REQUIREMENT:
In the records below, find each line with the word "user" and copy it.

— Start AVAILABLE RECORDS —

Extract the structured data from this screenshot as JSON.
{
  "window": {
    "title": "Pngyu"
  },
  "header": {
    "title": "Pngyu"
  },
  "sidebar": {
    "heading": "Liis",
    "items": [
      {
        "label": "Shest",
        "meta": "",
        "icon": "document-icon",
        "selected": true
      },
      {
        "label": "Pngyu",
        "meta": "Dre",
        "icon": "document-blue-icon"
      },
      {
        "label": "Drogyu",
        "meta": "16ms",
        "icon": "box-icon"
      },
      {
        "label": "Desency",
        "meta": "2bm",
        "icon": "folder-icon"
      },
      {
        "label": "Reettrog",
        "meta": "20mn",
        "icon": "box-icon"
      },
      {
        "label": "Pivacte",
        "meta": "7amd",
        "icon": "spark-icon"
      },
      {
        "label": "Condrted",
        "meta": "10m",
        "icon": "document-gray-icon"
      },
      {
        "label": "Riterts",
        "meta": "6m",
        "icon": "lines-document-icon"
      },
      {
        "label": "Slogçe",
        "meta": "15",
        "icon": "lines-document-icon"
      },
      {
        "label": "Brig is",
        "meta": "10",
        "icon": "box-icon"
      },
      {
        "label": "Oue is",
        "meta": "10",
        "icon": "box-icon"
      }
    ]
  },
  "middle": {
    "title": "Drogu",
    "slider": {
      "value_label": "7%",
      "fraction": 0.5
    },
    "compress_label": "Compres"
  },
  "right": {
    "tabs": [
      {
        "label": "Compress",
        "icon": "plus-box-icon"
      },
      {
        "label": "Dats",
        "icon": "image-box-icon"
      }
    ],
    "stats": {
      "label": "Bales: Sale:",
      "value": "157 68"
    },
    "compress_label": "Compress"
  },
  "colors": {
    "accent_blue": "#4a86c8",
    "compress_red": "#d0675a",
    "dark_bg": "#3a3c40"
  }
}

— End AVAILABLE RECORDS —
— Start AVAILABLE RECORDS —

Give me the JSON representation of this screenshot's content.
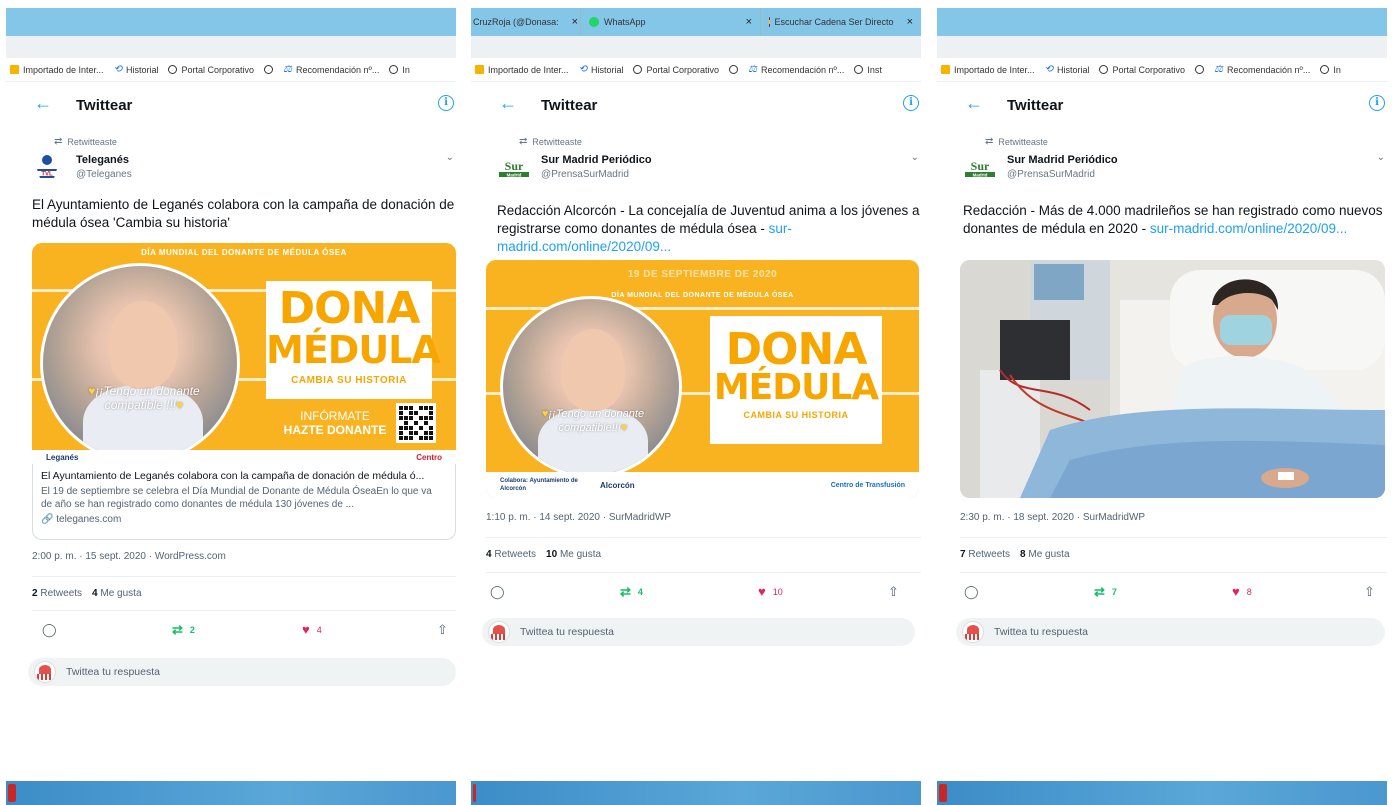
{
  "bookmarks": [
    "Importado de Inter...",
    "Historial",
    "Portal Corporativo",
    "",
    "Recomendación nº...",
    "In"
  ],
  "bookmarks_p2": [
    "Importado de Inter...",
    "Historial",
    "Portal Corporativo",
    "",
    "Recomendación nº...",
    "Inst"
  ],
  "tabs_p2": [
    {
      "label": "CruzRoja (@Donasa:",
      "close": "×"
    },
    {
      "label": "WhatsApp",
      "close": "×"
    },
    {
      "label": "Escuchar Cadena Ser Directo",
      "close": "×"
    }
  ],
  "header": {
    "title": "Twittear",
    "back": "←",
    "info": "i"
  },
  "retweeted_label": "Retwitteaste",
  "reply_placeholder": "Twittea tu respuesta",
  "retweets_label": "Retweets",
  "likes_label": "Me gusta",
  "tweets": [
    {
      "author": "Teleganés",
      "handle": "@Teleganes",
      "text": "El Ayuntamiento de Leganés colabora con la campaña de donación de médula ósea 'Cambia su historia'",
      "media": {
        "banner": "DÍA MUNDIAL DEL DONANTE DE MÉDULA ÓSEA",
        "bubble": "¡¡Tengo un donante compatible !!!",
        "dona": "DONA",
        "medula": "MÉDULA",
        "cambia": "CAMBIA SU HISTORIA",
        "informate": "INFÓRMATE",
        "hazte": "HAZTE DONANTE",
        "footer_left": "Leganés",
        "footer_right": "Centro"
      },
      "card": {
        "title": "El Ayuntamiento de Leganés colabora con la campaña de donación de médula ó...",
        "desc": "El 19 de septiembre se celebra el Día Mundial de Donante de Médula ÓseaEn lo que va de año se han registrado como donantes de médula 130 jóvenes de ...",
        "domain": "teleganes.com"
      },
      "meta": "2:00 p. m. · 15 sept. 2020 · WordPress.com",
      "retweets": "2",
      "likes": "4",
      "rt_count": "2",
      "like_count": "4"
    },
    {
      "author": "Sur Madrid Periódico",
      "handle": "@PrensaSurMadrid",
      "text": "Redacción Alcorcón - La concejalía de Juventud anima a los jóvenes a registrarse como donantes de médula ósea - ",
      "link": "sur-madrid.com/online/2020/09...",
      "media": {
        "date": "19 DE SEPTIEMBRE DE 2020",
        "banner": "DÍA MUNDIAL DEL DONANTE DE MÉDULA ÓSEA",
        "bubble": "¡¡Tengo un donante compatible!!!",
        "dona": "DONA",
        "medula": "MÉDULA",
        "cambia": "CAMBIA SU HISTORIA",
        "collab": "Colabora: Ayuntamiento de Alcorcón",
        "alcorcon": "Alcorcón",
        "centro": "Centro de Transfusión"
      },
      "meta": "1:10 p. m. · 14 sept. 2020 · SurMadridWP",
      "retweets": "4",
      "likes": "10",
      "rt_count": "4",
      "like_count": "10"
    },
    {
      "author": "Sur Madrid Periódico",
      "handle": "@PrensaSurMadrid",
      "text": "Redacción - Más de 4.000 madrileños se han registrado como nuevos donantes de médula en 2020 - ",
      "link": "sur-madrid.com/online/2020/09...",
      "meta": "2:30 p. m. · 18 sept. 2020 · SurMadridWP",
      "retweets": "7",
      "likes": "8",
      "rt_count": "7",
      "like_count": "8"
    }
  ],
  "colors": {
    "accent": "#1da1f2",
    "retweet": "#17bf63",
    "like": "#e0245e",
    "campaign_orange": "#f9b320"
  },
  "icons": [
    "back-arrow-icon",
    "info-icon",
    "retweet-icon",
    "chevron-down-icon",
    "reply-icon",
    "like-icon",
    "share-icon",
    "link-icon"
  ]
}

— End AVAILABLE RECORDS —
— Start AVAILABLE RECORDS —

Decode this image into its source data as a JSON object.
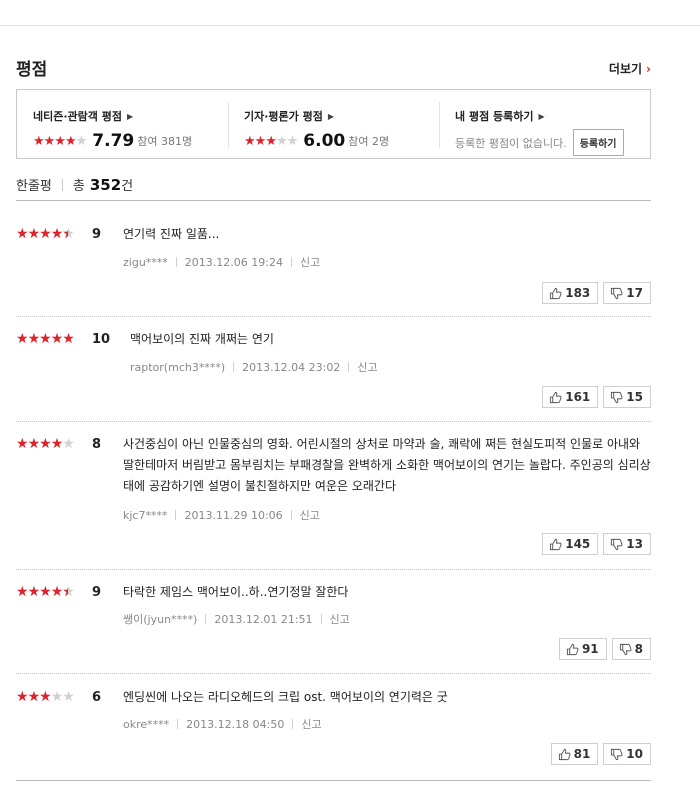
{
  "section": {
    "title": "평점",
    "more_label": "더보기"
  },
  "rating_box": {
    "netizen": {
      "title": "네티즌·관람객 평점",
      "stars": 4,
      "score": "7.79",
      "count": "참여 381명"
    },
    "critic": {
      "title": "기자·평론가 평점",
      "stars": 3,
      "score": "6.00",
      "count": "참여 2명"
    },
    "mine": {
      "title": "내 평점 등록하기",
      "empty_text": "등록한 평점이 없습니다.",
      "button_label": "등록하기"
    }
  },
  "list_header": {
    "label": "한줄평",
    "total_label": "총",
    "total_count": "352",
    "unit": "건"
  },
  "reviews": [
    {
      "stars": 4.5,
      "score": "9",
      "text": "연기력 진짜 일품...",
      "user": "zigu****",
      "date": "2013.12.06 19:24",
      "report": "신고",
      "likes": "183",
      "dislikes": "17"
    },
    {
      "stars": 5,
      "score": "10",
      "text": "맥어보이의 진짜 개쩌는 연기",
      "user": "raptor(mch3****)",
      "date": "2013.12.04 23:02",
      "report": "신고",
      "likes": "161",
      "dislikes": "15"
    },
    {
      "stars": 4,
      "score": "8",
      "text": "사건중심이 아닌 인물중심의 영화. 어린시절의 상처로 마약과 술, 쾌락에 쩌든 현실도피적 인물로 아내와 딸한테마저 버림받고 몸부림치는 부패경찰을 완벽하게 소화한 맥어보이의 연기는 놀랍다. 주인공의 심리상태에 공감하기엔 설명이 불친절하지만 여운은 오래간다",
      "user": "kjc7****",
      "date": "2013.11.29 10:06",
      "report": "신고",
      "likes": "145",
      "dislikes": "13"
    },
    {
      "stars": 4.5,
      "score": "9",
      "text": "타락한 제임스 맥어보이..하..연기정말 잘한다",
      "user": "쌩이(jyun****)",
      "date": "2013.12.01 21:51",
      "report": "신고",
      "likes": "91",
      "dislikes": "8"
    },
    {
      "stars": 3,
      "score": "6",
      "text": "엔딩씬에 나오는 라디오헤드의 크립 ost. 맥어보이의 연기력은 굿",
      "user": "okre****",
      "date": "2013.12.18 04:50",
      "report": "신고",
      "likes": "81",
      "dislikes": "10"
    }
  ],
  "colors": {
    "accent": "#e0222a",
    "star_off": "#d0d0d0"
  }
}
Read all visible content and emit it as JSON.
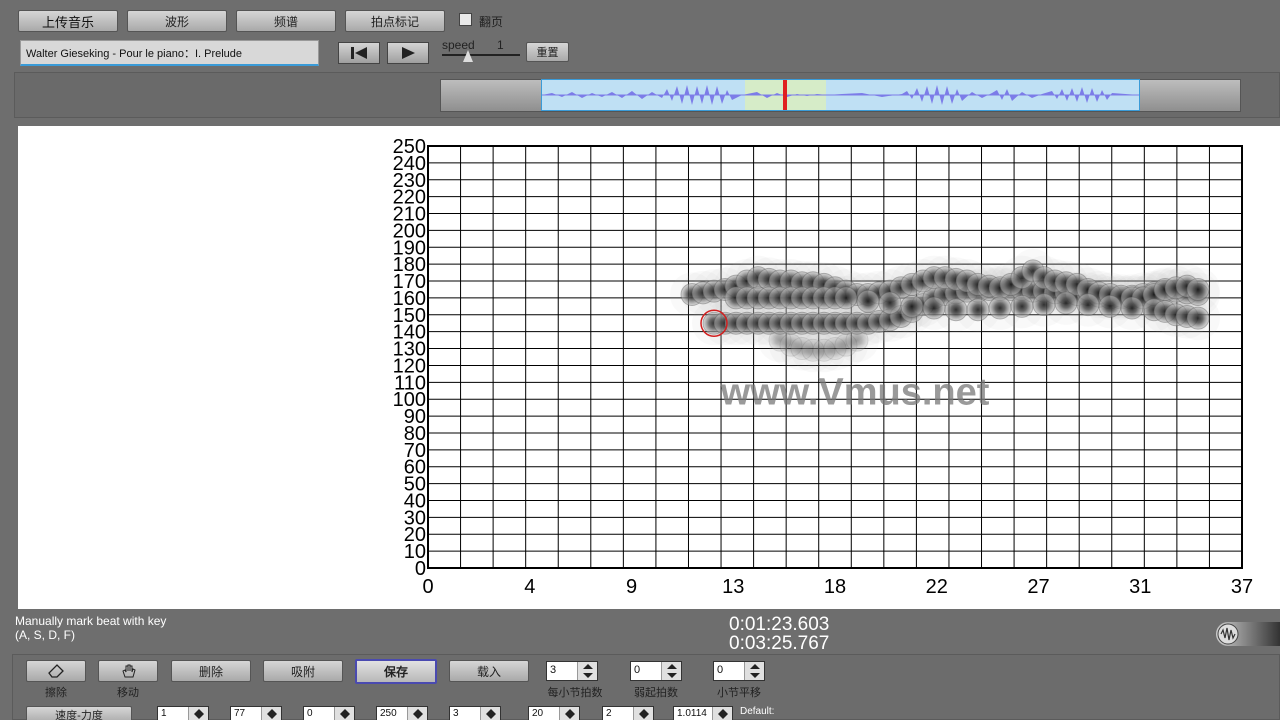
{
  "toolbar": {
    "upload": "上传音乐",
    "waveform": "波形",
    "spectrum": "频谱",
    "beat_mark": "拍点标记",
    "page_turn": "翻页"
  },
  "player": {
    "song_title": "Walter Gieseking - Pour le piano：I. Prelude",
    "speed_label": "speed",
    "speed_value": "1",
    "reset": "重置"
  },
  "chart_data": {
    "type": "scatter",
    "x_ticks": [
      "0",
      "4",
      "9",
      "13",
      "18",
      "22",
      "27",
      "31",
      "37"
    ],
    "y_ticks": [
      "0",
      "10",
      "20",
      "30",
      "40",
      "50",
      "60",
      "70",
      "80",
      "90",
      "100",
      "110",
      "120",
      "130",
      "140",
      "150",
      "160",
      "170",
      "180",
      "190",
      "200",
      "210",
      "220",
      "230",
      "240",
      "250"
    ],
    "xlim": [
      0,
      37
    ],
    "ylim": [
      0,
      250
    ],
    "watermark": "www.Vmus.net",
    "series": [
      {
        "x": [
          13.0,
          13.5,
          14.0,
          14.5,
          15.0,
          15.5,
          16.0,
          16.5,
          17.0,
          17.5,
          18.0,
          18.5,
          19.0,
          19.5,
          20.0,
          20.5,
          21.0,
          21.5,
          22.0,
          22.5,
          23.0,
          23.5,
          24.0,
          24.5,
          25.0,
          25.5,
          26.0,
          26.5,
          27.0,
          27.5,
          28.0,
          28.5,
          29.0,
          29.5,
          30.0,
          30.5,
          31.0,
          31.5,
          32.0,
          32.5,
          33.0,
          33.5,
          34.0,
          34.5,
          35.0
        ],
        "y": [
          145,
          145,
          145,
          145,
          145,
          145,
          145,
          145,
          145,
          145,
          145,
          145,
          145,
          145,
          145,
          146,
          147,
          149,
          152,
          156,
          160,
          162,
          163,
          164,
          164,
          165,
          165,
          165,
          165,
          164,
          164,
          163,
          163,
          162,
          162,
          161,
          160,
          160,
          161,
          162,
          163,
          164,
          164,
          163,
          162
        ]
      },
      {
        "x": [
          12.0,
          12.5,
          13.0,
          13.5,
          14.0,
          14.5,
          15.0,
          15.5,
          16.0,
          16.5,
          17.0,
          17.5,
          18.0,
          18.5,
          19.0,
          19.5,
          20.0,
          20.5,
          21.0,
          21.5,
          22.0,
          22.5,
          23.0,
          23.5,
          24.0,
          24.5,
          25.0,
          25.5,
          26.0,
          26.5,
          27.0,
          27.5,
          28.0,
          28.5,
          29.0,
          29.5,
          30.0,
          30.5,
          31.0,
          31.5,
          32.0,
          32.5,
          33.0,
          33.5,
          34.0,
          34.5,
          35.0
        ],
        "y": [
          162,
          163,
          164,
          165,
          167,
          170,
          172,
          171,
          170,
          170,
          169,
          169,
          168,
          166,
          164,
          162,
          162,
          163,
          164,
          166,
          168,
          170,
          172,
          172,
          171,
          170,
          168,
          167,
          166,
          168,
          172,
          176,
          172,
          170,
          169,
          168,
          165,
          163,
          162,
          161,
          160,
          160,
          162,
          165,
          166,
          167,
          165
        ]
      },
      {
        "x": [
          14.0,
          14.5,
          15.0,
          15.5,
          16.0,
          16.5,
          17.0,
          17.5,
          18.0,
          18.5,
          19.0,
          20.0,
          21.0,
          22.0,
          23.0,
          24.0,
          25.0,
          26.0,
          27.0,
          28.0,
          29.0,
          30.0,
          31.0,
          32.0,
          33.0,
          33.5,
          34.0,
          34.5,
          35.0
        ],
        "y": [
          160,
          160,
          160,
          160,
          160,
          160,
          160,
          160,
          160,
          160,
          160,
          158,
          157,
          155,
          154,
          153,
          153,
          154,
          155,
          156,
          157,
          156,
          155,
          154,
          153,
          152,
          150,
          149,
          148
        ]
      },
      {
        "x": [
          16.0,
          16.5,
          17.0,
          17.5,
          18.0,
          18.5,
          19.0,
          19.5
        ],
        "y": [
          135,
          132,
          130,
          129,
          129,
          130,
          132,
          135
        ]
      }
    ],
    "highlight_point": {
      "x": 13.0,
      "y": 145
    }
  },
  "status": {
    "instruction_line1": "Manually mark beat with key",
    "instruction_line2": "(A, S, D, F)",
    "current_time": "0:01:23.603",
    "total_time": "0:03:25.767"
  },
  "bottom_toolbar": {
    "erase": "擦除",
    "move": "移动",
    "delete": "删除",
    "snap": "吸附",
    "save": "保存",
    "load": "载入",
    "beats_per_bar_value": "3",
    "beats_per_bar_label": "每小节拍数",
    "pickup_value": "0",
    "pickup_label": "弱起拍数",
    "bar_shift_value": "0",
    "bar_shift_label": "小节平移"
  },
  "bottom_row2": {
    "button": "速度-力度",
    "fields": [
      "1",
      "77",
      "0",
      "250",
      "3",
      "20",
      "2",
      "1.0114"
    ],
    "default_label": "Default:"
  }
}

— End AVAILABLE RECORDS —

FINAL RESULT:
      "user": "zigu****",
      "user": "raptor(mch3****)",
      "user": "kjc7****",
      "user": "쌩이(jyun****)",
      "user": "okre****",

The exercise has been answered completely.